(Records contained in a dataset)

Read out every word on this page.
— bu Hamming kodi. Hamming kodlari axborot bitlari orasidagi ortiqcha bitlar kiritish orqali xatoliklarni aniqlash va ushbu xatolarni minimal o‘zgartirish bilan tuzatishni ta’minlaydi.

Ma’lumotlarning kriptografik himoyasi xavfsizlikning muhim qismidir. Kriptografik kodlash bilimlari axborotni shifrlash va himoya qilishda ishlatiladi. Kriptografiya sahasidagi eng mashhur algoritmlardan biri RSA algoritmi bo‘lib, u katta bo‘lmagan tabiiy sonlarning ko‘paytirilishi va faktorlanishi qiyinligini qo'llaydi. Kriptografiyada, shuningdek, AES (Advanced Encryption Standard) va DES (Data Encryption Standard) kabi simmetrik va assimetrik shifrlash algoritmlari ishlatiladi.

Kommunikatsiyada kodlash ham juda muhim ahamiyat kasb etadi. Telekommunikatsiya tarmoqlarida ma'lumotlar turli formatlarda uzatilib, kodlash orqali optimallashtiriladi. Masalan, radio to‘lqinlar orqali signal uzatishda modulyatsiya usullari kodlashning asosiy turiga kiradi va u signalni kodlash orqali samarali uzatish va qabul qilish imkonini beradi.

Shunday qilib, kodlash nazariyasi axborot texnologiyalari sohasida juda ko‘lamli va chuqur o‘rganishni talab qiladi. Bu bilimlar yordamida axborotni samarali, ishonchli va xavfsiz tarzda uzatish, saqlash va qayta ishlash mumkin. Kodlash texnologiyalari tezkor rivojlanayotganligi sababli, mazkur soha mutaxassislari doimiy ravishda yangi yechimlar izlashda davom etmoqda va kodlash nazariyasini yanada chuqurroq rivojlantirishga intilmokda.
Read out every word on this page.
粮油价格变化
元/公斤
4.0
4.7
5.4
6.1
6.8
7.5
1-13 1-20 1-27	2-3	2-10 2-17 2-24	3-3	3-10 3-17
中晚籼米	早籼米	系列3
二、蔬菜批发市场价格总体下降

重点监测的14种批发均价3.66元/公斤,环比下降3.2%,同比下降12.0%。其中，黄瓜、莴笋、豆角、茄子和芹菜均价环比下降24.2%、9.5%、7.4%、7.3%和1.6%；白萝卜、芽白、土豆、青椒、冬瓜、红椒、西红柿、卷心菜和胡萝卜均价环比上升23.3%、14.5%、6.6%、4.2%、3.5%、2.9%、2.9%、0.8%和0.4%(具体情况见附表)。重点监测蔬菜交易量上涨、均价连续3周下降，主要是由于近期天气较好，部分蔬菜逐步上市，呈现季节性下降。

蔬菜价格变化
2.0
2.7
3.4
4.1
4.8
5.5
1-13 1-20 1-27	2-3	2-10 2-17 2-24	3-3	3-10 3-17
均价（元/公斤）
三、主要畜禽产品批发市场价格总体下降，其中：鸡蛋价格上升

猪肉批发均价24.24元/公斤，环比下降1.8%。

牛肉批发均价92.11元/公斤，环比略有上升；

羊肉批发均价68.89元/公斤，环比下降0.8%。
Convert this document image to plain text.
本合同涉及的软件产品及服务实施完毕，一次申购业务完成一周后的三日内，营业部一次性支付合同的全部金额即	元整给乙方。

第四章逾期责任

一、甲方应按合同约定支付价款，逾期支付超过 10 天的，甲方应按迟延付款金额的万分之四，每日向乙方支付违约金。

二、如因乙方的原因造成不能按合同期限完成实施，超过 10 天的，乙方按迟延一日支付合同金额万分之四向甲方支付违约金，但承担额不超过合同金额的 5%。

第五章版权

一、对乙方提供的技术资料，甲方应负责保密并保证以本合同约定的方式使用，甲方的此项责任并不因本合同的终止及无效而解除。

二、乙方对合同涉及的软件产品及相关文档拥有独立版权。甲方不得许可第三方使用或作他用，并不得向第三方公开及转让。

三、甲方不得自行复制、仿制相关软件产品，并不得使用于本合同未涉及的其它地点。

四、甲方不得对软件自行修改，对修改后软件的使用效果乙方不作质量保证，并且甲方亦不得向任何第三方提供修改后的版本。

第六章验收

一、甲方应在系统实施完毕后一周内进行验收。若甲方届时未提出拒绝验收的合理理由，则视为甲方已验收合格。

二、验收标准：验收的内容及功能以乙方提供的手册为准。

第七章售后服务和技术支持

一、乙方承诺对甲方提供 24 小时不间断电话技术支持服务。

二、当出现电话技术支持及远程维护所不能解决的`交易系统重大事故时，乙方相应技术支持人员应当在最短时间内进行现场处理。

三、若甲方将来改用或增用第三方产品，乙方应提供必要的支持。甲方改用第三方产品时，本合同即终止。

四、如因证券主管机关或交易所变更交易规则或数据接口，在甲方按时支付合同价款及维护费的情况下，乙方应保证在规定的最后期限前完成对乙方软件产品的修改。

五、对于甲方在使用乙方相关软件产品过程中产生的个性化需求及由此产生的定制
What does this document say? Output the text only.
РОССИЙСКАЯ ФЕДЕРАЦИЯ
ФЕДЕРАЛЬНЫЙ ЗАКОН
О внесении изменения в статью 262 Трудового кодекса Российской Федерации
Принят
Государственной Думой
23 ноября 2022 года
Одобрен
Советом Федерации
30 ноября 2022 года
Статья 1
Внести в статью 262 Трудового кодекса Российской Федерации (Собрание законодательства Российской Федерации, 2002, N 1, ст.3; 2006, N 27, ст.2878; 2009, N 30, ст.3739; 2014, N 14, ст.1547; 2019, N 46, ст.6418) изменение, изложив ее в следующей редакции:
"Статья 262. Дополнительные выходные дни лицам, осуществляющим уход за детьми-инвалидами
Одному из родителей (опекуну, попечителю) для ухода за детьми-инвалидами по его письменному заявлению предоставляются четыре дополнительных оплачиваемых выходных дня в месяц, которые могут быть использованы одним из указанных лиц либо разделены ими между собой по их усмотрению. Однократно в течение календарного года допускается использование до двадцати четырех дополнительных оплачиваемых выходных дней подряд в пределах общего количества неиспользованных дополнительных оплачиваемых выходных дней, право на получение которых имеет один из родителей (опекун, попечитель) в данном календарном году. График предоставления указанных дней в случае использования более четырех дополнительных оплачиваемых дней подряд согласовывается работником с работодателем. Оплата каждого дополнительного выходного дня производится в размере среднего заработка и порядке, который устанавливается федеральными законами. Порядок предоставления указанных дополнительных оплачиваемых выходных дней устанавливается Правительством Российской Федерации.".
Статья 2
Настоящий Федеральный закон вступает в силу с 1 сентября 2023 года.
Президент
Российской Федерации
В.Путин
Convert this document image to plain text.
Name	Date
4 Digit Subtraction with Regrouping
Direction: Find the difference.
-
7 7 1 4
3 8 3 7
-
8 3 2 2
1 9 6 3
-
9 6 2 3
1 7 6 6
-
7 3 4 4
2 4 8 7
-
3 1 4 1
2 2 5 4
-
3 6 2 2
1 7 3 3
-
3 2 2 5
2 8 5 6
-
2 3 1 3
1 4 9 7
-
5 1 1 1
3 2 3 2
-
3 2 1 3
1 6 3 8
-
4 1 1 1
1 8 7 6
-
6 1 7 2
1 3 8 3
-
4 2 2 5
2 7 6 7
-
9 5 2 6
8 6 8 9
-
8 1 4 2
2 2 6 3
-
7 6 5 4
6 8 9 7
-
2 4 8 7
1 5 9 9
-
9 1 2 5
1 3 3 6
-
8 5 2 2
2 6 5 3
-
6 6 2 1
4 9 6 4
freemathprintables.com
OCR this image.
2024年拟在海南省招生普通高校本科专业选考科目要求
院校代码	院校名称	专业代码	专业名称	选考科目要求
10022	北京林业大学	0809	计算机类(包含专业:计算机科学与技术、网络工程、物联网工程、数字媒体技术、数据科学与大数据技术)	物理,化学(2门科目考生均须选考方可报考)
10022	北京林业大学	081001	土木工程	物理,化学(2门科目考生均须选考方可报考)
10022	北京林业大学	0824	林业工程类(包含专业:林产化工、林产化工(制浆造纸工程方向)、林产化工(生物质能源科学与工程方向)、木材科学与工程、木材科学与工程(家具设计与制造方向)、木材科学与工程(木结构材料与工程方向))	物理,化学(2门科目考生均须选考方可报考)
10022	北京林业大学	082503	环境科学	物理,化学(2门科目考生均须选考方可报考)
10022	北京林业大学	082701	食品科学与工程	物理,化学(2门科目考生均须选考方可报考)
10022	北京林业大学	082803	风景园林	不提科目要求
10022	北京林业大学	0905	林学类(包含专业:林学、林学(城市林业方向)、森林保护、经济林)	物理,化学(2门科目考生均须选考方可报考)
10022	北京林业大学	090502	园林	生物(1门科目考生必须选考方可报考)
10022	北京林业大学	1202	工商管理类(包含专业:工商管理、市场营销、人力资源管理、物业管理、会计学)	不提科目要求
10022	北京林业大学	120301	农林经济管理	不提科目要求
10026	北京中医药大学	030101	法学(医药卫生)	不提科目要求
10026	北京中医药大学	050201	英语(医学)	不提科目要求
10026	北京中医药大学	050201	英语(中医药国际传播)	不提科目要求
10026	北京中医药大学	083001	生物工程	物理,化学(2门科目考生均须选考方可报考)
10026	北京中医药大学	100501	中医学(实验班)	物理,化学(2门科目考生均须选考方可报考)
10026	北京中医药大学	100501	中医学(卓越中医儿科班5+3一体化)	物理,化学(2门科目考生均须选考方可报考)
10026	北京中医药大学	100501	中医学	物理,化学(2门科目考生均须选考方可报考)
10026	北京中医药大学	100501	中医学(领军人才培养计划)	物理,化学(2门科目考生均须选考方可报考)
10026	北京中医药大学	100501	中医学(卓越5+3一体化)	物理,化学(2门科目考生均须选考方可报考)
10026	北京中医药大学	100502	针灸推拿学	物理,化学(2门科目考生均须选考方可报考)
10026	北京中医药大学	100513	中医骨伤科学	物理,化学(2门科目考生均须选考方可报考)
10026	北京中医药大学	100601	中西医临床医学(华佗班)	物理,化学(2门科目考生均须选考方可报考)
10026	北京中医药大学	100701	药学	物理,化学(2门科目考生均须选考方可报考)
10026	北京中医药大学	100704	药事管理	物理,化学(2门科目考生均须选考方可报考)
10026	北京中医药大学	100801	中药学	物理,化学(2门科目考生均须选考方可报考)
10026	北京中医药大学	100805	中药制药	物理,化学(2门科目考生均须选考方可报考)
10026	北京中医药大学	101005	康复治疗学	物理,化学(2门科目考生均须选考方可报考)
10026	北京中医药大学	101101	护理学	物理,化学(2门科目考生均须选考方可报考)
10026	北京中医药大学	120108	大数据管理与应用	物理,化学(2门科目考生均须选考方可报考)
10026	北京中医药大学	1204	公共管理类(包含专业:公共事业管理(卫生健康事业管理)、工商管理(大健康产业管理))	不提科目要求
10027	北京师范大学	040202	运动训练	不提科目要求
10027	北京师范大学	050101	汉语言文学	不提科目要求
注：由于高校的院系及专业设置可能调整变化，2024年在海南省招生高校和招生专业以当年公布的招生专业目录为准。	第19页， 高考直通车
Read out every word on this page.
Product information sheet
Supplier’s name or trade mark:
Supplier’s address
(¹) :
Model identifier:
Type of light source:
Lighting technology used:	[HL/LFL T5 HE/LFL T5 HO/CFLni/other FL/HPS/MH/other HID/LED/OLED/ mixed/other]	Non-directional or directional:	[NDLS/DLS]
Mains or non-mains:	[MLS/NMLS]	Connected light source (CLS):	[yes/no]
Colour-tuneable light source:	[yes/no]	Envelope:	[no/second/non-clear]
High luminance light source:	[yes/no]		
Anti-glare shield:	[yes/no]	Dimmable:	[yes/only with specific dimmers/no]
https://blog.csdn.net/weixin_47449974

* _Exercise aim_
Look through the data above. Each line containing the word "with" needs to be copied.

* _Finished answer_
4 Digit Subtraction with Regrouping
Anti-glare shield:	[yes/no]	Dimmable:	[yes/only with specific dimmers/no]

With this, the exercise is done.